Element boundary records:

START

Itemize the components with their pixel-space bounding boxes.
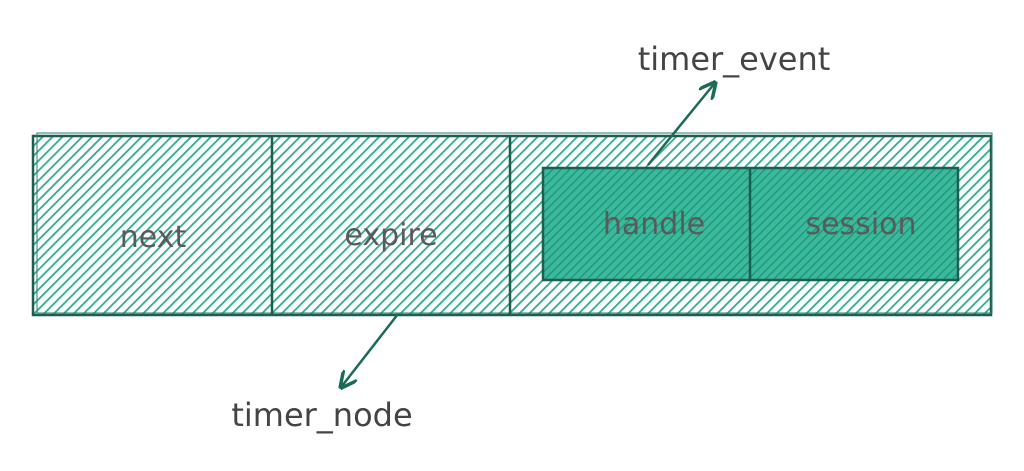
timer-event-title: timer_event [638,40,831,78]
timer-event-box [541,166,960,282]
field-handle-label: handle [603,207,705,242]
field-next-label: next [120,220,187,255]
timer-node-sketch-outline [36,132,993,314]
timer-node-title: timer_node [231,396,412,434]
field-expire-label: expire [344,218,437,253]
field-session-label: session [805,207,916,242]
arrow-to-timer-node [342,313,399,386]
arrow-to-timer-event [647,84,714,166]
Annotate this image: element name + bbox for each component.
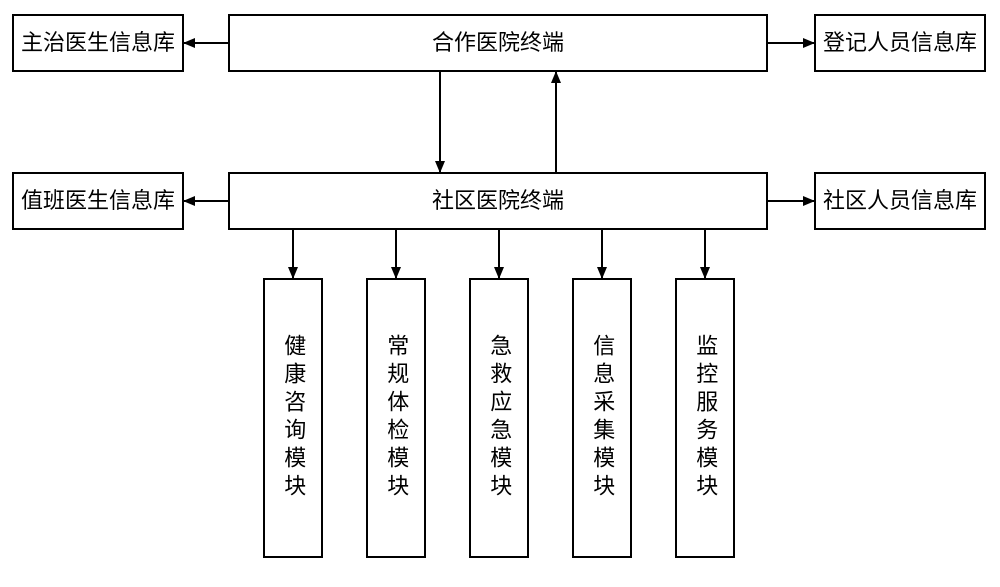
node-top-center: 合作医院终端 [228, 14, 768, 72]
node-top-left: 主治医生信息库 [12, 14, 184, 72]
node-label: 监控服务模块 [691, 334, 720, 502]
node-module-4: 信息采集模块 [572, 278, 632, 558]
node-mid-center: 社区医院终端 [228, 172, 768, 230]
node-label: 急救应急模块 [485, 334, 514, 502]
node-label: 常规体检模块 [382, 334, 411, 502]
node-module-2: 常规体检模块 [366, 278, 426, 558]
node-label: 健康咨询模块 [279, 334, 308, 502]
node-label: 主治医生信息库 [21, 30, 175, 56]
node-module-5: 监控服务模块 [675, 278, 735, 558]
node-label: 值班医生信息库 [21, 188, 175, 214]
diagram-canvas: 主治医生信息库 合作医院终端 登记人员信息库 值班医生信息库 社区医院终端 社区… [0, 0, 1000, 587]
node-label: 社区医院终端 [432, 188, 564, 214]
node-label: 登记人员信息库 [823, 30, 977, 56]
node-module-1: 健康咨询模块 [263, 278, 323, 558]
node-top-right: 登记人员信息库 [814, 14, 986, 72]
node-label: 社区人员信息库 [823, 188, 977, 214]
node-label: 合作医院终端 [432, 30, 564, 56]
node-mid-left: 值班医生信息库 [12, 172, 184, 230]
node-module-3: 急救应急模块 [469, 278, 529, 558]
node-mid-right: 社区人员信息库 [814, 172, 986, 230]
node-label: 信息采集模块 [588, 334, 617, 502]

END
START

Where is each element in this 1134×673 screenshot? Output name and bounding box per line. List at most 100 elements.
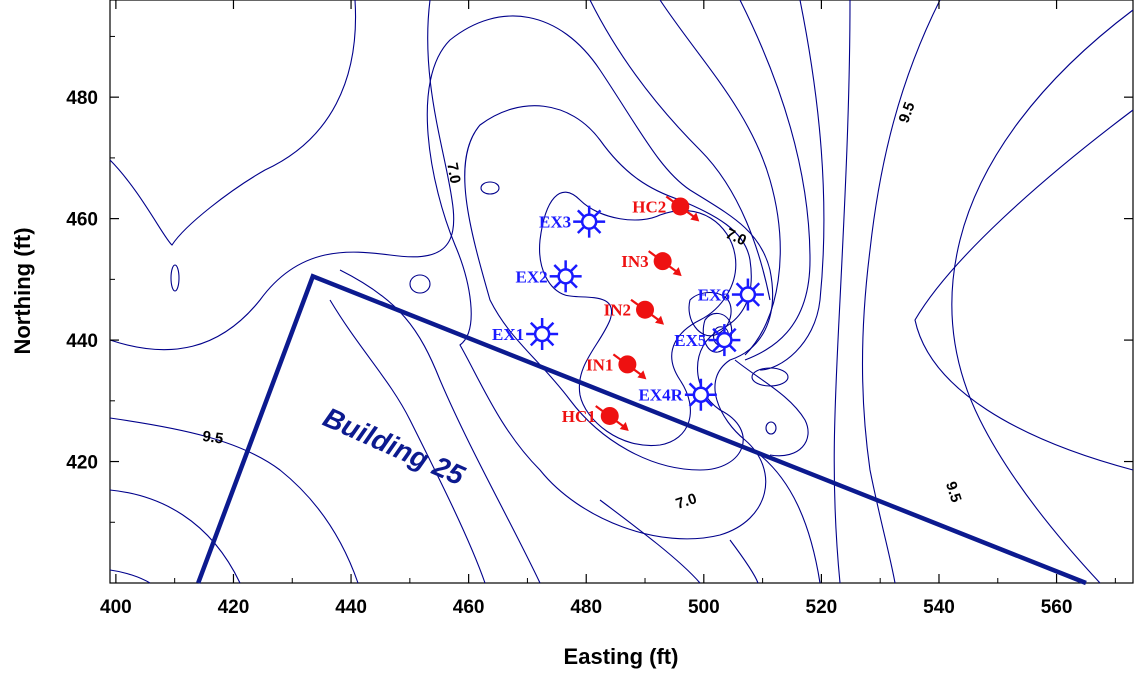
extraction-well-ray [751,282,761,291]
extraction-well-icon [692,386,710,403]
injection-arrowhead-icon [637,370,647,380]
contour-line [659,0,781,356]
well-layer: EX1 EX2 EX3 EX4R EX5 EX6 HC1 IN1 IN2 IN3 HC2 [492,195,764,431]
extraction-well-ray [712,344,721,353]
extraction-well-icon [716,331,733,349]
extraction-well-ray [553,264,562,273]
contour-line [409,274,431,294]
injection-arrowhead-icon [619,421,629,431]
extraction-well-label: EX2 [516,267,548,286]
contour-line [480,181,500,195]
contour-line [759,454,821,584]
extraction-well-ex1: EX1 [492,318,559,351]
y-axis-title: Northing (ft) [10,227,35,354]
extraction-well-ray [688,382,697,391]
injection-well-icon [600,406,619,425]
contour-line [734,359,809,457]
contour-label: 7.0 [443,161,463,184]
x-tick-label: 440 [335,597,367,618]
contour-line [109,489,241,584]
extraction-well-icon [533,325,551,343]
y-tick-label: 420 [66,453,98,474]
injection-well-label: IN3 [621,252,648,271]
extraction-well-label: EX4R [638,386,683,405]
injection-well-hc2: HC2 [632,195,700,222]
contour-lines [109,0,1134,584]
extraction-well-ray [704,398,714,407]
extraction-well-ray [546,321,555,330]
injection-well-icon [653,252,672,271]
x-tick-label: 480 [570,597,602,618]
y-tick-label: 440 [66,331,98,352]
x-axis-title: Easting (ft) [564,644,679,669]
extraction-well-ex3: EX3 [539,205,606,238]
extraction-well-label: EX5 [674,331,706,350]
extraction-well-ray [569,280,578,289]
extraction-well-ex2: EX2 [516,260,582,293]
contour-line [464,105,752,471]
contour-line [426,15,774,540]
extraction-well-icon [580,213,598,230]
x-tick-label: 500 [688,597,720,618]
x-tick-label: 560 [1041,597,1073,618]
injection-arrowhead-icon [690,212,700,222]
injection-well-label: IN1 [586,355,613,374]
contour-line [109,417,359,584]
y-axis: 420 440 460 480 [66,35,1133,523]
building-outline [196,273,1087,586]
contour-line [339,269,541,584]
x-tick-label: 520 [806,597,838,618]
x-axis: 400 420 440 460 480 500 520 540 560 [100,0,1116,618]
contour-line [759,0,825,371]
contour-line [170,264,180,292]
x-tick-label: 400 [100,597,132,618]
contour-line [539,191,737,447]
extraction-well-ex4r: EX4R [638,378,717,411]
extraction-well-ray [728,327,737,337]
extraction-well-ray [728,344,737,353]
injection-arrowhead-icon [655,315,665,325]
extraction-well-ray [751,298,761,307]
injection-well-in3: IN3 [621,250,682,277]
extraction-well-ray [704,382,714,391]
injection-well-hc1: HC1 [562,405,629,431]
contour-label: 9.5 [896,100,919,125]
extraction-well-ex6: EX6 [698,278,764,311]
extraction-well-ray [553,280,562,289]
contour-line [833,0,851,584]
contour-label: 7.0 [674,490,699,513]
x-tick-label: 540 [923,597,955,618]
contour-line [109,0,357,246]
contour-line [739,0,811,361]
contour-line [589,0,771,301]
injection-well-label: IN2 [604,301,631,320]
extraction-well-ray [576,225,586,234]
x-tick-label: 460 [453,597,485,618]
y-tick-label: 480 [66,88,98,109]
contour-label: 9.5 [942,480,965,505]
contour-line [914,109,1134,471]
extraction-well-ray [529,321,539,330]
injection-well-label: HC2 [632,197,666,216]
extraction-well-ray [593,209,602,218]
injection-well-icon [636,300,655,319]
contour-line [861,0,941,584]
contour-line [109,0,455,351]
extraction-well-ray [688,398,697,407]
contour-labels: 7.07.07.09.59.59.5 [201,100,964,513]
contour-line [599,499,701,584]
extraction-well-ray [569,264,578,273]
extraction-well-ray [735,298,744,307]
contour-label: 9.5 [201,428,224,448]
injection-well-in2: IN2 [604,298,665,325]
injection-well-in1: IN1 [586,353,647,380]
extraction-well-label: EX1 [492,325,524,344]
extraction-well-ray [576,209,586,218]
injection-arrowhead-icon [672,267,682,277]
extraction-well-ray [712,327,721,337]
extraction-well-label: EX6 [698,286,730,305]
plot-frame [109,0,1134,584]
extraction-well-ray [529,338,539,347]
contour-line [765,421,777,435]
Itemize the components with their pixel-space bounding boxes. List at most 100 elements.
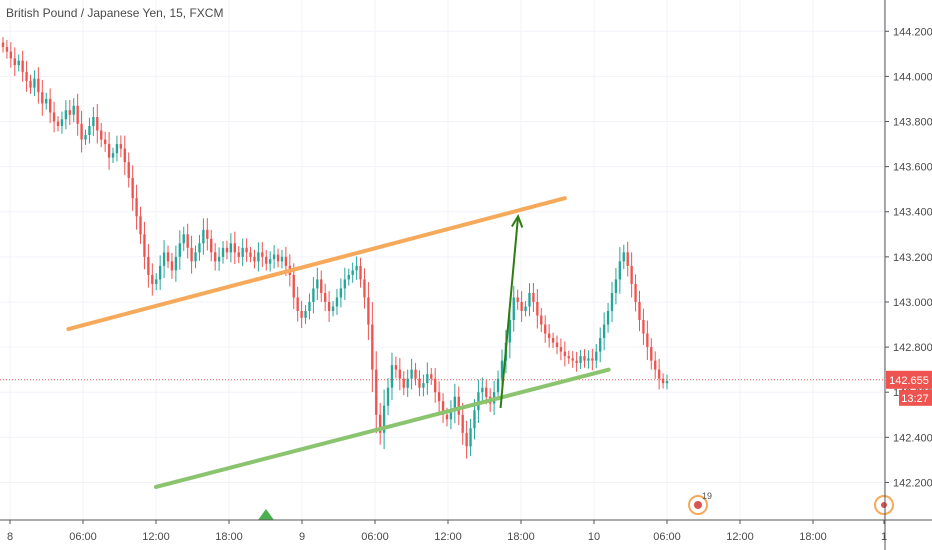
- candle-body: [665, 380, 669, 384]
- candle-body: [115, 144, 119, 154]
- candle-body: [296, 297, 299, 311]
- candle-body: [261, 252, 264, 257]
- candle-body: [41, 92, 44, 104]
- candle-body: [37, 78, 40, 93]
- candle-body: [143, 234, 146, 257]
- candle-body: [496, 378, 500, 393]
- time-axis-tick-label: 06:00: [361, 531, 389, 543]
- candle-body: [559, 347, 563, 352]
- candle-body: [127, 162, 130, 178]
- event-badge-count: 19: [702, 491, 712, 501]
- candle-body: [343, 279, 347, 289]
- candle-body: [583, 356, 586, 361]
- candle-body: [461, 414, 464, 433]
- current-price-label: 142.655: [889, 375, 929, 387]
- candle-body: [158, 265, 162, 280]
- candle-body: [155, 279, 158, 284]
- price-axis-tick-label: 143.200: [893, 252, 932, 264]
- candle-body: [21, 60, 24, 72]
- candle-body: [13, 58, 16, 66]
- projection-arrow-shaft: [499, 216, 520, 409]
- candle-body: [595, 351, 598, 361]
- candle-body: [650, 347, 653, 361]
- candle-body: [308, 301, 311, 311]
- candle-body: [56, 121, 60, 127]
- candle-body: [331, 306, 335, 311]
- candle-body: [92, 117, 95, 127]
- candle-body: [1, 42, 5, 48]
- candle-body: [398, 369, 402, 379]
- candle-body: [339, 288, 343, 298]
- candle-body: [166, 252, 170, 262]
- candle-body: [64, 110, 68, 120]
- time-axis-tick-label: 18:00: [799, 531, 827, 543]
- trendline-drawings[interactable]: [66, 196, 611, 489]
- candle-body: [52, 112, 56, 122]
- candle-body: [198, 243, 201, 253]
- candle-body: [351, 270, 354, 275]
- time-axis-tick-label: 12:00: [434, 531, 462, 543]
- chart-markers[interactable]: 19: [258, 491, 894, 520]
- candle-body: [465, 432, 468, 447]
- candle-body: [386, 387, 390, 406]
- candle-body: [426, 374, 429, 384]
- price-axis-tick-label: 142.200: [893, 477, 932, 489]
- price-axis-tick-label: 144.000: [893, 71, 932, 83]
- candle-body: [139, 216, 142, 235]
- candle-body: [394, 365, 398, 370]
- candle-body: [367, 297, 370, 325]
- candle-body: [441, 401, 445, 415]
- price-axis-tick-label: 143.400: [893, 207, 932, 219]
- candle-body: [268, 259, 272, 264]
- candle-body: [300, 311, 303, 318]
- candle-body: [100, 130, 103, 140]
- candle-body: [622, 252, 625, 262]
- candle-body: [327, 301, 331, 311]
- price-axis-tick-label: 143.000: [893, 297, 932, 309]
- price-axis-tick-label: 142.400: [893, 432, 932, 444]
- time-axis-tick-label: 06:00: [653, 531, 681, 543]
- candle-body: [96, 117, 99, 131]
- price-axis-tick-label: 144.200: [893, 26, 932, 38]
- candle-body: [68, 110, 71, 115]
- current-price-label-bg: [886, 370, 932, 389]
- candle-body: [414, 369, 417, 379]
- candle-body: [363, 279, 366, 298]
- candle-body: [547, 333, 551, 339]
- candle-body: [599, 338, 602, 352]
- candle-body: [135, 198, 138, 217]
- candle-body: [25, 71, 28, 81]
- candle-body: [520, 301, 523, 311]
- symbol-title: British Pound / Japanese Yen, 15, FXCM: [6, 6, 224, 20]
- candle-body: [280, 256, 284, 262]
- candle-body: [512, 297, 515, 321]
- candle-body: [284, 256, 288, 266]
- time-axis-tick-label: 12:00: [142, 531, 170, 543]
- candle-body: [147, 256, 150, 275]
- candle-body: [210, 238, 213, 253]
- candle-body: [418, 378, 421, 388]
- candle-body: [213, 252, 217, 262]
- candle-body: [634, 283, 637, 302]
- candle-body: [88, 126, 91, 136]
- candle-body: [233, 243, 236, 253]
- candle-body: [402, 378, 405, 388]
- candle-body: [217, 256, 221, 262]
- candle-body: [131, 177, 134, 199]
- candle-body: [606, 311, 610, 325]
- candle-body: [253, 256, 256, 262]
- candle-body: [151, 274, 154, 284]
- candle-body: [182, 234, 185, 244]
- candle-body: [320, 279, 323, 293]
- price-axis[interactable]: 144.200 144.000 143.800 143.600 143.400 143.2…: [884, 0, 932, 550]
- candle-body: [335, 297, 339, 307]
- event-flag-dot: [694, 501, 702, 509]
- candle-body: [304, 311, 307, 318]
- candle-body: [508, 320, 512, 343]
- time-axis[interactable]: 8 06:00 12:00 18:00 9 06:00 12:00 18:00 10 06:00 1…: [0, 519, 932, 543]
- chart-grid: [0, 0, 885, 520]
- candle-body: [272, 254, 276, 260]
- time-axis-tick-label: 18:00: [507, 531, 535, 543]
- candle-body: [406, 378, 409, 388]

END
START

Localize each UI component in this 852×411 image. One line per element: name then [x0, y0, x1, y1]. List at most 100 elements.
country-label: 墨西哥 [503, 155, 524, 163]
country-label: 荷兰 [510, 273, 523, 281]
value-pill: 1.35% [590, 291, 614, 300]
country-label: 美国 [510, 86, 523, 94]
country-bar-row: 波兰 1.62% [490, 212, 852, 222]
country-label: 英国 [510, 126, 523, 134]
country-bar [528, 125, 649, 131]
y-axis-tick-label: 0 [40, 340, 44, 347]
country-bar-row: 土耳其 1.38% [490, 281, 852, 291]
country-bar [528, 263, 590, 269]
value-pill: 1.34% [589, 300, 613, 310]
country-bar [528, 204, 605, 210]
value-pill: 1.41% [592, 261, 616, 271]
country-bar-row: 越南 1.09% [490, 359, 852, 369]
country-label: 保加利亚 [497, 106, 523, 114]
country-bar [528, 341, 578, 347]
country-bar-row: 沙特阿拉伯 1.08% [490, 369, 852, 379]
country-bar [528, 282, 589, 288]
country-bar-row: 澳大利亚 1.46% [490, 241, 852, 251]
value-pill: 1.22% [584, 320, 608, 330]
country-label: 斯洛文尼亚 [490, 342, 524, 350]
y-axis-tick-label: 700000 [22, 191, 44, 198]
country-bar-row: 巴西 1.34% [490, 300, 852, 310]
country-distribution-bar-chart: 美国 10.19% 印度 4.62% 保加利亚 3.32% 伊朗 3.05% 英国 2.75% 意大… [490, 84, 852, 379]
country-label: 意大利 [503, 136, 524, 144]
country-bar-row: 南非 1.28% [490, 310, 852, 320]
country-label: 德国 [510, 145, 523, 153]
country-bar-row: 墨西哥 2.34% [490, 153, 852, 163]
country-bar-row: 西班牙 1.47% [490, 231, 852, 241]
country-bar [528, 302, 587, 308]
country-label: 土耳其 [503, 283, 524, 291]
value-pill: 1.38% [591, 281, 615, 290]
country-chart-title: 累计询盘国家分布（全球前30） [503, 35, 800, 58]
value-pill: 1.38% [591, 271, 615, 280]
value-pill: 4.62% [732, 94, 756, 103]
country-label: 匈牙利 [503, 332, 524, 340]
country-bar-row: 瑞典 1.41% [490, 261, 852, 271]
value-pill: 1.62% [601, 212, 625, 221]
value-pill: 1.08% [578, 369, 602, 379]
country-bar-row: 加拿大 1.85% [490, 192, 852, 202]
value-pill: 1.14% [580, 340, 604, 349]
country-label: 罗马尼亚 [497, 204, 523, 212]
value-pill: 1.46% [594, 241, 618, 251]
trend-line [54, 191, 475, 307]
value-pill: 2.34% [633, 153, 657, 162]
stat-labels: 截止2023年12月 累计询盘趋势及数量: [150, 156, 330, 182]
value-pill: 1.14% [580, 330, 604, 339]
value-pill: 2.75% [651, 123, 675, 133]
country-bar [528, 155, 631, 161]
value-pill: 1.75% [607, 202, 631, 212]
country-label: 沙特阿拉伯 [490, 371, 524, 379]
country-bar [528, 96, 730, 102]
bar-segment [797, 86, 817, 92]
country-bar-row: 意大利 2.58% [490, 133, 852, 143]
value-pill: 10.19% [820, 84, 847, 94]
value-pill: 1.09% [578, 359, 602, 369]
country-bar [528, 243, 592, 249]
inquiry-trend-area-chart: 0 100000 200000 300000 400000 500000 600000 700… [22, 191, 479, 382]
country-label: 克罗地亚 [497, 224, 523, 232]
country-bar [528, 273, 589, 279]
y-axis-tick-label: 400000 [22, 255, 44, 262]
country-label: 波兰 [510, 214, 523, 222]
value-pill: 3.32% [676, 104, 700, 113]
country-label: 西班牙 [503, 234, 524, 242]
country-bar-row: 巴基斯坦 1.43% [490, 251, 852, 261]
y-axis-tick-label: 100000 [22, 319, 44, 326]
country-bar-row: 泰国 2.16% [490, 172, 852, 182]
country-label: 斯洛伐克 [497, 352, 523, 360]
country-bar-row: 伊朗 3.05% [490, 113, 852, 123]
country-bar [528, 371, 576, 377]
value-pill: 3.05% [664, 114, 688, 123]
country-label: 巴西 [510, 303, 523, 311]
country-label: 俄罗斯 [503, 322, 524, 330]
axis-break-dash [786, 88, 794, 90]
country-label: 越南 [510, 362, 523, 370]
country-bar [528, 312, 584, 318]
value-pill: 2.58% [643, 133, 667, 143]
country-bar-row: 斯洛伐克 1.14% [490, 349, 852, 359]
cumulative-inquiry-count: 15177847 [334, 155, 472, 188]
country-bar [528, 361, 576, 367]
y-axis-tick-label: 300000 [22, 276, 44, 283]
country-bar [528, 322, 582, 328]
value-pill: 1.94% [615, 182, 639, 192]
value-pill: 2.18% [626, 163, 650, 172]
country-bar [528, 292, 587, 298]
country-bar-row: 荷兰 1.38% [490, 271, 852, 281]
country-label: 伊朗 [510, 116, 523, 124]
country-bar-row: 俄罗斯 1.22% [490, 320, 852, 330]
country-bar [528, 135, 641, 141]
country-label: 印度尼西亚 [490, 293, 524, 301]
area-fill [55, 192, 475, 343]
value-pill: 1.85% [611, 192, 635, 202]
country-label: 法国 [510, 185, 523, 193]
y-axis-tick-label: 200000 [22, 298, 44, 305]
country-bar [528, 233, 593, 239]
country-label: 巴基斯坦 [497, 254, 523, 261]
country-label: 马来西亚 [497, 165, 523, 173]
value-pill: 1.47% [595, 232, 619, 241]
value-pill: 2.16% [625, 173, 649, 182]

END

Convert the record lines starting with the one that contains "- candle-body: [665, 380, 669, 384]" and going on through the one that contains "- event-badge-count: 19: [702, 491, 712, 501]" into a JSON list of strings, one string per line, with blank lines left out.

- Final answer:
[
  "- candle-body: [665, 380, 669, 384]",
  "- candle-body: [115, 144, 119, 154]",
  "- candle-body: [296, 297, 299, 311]",
  "- candle-body: [261, 252, 264, 257]",
  "- candle-body: [41, 92, 44, 104]",
  "- candle-body: [37, 78, 40, 93]",
  "- candle-body: [143, 234, 146, 257]",
  "- candle-body: [496, 378, 500, 393]",
  "- time-axis-tick-label: 06:00: [361, 531, 389, 543]",
  "- candle-body: [559, 347, 563, 352]",
  "- candle-body: [127, 162, 130, 178]",
  "- event-badge-count: 19: [702, 491, 712, 501]"
]